## YOUR GOAL:
In the records below, locate the line containing "OCR this image."; output that line and every following line through the last, exactly.

※

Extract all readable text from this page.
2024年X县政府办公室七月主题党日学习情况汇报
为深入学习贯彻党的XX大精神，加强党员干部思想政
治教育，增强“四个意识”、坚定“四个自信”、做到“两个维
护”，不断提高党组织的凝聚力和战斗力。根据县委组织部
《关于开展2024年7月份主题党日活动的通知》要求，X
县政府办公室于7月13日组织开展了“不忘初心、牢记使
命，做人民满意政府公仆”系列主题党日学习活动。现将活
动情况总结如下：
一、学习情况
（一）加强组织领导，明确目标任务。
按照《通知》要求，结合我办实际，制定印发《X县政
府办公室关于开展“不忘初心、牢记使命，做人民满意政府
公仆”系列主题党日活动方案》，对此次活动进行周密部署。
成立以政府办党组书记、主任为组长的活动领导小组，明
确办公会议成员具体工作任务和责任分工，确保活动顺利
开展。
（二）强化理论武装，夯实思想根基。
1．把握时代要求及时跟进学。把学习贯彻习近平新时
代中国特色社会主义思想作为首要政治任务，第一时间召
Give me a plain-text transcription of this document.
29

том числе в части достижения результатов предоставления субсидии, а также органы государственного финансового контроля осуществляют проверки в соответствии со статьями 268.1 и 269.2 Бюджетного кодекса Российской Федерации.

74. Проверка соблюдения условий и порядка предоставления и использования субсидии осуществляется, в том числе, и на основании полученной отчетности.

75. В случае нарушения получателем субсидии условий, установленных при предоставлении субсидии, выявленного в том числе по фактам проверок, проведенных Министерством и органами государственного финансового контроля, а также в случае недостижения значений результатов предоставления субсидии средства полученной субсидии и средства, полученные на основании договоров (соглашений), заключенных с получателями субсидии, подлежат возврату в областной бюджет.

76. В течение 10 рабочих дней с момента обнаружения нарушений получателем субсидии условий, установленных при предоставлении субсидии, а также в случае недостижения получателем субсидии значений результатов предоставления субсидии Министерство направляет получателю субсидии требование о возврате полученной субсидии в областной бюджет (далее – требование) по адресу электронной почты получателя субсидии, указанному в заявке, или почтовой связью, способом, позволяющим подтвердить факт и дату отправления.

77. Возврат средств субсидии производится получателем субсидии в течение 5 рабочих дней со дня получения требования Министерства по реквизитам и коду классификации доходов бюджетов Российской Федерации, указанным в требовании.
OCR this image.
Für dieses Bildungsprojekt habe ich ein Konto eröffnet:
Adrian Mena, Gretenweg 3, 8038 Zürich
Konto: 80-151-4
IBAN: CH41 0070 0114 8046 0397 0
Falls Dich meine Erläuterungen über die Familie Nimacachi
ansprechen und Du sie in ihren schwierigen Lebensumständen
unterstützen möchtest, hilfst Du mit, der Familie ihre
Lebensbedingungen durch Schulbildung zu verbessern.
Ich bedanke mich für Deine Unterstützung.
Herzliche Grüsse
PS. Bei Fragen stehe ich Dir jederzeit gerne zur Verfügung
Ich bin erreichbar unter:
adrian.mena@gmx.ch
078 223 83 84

※

## TASK OUTPUT:
OCR this image.
Für dieses Bildungsprojekt habe ich ein Konto eröffnet:
Adrian Mena, Gretenweg 3, 8038 Zürich
Konto: 80-151-4
IBAN: CH41 0070 0114 8046 0397 0
Falls Dich meine Erläuterungen über die Familie Nimacachi
ansprechen und Du sie in ihren schwierigen Lebensumständen
unterstützen möchtest, hilfst Du mit, der Familie ihre
Lebensbedingungen durch Schulbildung zu verbessern.
Ich bedanke mich für Deine Unterstützung.
Herzliche Grüsse
PS. Bei Fragen stehe ich Dir jederzeit gerne zur Verfügung
Ich bin erreichbar unter:
adrian.mena@gmx.ch
078 223 83 84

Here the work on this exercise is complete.